* **Your goal**:
Review the lines that follow and copy each one that contains the word "name".

* **Data for this task**:
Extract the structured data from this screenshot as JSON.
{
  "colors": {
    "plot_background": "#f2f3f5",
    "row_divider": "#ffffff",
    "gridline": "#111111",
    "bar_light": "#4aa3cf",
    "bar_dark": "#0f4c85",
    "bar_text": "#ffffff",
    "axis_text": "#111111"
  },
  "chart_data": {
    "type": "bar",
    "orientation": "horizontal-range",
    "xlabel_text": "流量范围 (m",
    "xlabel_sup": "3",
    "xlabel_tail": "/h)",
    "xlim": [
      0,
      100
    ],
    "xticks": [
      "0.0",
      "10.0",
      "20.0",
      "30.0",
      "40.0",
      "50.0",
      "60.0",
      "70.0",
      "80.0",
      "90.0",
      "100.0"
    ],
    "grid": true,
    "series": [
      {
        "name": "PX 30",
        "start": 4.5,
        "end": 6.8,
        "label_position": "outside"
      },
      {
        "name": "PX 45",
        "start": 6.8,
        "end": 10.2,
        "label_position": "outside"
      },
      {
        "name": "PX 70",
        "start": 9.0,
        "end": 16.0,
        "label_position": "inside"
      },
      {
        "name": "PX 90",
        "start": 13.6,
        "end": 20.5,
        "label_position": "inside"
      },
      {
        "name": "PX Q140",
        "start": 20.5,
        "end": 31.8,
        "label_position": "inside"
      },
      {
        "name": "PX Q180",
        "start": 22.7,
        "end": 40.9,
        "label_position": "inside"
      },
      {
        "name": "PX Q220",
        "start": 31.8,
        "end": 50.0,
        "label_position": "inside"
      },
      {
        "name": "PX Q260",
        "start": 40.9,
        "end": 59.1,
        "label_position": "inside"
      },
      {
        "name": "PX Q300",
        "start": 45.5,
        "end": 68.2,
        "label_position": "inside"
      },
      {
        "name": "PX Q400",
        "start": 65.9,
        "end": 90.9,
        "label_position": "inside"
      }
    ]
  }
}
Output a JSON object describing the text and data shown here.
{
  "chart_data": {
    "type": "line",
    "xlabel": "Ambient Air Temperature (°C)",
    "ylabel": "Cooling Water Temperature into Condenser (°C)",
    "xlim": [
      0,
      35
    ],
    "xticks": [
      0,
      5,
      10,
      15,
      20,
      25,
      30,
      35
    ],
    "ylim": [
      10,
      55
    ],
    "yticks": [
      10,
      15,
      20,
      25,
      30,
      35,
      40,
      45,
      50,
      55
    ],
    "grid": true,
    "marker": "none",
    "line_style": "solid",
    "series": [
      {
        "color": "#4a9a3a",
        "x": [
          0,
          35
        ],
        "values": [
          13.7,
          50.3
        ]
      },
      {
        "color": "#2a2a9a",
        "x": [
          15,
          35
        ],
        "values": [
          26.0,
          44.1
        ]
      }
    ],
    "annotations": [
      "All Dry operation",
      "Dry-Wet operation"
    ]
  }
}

* **Output for this exercise**:
        "name": "PX 30",
        "name": "PX 45",
        "name": "PX 70",
        "name": "PX 90",
        "name": "PX Q140",
        "name": "PX Q180",
        "name": "PX Q220",
        "name": "PX Q260",
        "name": "PX Q300",
        "name": "PX Q400",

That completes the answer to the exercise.